:: The data

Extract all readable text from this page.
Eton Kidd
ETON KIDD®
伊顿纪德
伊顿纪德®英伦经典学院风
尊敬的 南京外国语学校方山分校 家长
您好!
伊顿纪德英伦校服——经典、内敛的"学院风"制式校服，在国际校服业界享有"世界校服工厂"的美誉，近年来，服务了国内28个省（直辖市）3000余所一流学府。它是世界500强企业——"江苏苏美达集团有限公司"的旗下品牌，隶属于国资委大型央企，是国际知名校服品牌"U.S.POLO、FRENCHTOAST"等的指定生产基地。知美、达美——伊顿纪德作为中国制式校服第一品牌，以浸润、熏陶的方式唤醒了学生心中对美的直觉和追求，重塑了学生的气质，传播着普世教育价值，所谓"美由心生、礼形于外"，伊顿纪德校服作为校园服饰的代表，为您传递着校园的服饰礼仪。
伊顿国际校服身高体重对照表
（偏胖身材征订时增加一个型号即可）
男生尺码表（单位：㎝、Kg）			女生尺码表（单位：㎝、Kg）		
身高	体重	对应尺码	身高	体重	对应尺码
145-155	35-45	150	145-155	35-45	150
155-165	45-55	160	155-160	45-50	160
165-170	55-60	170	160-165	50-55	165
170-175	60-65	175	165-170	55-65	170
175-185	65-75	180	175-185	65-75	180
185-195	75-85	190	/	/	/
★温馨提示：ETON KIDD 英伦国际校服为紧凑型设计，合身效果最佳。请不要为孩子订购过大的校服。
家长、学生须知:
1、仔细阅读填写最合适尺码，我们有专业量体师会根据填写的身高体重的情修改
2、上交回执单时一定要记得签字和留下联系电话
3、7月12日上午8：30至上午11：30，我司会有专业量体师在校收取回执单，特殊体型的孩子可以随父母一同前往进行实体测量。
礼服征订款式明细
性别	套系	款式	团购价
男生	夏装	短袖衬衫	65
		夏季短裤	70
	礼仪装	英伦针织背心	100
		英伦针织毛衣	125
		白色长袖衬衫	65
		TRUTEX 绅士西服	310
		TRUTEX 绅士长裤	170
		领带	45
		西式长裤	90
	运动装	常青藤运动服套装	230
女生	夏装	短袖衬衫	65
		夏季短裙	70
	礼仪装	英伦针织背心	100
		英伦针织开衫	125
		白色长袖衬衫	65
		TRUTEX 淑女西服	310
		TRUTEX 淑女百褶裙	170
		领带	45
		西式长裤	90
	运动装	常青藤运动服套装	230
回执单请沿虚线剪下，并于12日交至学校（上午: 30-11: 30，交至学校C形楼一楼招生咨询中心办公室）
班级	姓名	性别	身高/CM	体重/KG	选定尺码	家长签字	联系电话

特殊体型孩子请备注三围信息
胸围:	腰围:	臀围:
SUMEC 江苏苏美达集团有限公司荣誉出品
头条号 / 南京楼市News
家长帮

::::

● **Task to complete**
Pick out and copy every line that contains the word "TRUTEX".

● **Response**
		TRUTEX 绅士西服	310
		TRUTEX 绅士长裤	170
		TRUTEX 淑女西服	310
		TRUTEX 淑女百褶裙	170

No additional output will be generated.